━━━━━ Excerpted text
Figure 4

Syringaresinol elevates NO production via PLC/Ca²⁺-dependent eNOS phosphorylation. (A) HUVECs were preincubated with Fluo-4 (5 µM) for 30 minutes at 37℃ and stimulated with syringaresinol (30 µM) in the presence or absence of BAPTA-AM (5 µM). The intracellular Ca²⁺ levels were captured using a confocal laser microscope. Relative levels of intracellular Ca²⁺ were calculated from fluorescence intensities of Fluo-4. Data are the mean ± SD (n ≥ 3). ^**P < 0.01 versus control. (B-D) Cells were treated with syringaresinol (30 µM) in the presence or absence of BAPTA-AM (5 µM), U73122 (5 µM), W-7 (50 µM), Genistein (25 µM), and GF109203X (2 µM). The levels of the indicated target proteins were determined by Western blot analysis. (E) HUVECs transfected with control or CaMKKβ siRNAs (100 nM) were cultured in fresh medium for 47 h and then treated with syringaresinol for 1 h. The levels of target proteins were analyzed by Western blotting. (F) HUVECs were treated with the same conditions as above, and the intracellular levels of NO were determined by confocal microscopy. Data are the mean ± SD (n ≥ 3). ^*P < 0.05 and ^**P < 0.01 versus syringaresinol alone.
━━━━━━━━━━
* Required action: In the figure legend, how long were the siRNA-transfected HUVECs cultured in fresh medium before they were treated with syringaresinol?
━━━━━ Record set
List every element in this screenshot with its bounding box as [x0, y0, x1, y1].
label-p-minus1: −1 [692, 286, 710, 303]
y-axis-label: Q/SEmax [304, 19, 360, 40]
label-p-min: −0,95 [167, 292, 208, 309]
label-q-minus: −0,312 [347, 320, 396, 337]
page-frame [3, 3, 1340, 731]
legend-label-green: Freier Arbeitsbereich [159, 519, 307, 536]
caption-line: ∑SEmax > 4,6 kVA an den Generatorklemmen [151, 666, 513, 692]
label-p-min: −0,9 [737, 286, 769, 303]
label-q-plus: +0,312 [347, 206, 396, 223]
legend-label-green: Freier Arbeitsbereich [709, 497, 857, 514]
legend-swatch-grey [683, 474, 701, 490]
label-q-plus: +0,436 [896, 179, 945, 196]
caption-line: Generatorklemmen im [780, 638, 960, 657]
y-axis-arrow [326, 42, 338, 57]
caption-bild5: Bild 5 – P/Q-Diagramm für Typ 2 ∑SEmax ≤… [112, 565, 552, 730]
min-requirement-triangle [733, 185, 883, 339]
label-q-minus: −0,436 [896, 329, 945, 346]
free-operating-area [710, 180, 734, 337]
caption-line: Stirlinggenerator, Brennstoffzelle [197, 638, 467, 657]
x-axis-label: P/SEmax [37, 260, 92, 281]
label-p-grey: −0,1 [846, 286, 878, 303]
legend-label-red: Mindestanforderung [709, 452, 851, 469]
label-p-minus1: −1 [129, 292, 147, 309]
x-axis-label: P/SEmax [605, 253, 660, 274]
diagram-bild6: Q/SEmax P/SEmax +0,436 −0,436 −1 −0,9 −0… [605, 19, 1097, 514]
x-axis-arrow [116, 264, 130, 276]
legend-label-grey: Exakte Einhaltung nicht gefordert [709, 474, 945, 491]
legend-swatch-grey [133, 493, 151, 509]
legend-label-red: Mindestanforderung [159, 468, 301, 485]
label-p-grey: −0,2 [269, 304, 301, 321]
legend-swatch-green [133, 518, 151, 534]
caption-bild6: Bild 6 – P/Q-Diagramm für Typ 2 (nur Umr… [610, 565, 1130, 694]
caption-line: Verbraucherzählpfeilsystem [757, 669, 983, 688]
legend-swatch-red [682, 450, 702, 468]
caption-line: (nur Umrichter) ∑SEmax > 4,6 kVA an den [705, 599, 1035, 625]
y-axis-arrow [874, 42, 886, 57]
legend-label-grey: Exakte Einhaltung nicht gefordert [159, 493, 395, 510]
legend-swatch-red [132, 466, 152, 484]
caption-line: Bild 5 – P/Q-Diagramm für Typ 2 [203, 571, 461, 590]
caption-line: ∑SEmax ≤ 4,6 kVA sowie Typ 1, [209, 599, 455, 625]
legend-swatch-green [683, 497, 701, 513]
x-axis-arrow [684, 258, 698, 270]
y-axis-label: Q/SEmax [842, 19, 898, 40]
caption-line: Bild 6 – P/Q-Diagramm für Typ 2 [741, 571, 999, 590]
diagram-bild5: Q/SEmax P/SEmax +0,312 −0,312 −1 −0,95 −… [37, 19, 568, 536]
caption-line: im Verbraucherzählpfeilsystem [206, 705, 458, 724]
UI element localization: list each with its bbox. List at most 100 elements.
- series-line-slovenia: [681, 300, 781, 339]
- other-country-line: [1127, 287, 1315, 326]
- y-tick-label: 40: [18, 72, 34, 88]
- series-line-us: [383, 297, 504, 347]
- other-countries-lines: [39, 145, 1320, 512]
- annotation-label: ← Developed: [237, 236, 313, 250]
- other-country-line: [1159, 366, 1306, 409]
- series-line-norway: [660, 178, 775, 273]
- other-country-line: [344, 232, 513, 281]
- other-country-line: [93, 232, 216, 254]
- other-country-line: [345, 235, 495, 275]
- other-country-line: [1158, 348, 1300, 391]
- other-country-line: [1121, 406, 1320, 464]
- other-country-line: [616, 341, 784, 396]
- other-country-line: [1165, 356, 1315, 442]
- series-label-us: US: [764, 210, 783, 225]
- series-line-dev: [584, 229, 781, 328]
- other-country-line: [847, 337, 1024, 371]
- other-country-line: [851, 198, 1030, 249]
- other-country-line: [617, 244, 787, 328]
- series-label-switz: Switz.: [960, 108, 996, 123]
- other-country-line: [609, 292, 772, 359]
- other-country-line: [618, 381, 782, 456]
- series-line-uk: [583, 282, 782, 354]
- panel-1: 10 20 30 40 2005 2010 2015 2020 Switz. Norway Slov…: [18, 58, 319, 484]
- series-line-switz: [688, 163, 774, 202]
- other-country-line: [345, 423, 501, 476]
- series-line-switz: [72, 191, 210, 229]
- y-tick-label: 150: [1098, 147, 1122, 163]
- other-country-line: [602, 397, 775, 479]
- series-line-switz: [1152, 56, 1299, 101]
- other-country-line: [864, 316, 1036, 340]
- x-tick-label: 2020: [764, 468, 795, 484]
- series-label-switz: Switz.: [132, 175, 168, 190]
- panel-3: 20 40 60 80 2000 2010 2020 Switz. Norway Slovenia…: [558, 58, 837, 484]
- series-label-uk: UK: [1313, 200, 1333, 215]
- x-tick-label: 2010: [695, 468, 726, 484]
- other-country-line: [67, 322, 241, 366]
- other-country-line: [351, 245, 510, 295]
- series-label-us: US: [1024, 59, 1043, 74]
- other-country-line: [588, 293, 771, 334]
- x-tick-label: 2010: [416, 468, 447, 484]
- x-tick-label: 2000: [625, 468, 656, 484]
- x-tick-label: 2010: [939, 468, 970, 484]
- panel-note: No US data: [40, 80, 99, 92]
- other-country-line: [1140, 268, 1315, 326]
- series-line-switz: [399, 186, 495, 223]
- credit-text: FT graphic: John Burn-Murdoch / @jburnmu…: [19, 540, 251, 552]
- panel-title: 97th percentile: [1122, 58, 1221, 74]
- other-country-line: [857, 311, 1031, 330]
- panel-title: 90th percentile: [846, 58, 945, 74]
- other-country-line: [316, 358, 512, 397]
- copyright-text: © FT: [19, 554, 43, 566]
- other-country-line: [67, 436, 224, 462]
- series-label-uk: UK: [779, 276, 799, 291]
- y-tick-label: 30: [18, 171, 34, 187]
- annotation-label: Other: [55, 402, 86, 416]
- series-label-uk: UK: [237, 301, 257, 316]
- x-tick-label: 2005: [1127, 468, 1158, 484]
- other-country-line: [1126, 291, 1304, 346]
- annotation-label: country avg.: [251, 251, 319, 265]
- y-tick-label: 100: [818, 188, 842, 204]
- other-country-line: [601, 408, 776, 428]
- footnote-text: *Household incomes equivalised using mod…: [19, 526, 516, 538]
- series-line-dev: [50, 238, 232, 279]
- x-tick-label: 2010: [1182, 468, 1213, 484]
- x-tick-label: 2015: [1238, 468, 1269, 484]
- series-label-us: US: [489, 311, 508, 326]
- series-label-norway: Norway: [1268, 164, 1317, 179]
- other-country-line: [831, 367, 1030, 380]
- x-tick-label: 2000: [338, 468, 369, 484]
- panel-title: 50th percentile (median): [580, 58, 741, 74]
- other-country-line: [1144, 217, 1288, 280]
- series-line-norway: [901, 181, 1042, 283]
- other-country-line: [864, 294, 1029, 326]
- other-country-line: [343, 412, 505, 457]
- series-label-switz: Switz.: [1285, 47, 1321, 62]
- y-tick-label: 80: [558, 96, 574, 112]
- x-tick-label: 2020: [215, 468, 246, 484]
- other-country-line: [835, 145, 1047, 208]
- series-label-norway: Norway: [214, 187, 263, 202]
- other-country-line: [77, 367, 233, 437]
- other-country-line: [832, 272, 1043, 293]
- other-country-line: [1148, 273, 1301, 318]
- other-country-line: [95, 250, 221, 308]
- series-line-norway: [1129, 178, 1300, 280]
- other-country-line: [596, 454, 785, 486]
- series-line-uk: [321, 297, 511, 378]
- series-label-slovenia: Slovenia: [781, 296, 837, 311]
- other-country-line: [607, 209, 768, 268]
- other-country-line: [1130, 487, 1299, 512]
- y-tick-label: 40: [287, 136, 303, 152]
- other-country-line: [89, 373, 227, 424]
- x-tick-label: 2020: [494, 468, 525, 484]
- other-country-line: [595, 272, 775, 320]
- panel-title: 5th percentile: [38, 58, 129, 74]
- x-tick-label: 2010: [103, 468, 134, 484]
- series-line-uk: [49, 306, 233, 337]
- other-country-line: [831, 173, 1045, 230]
━━━━━━━━━━
* Answer section: 47 hours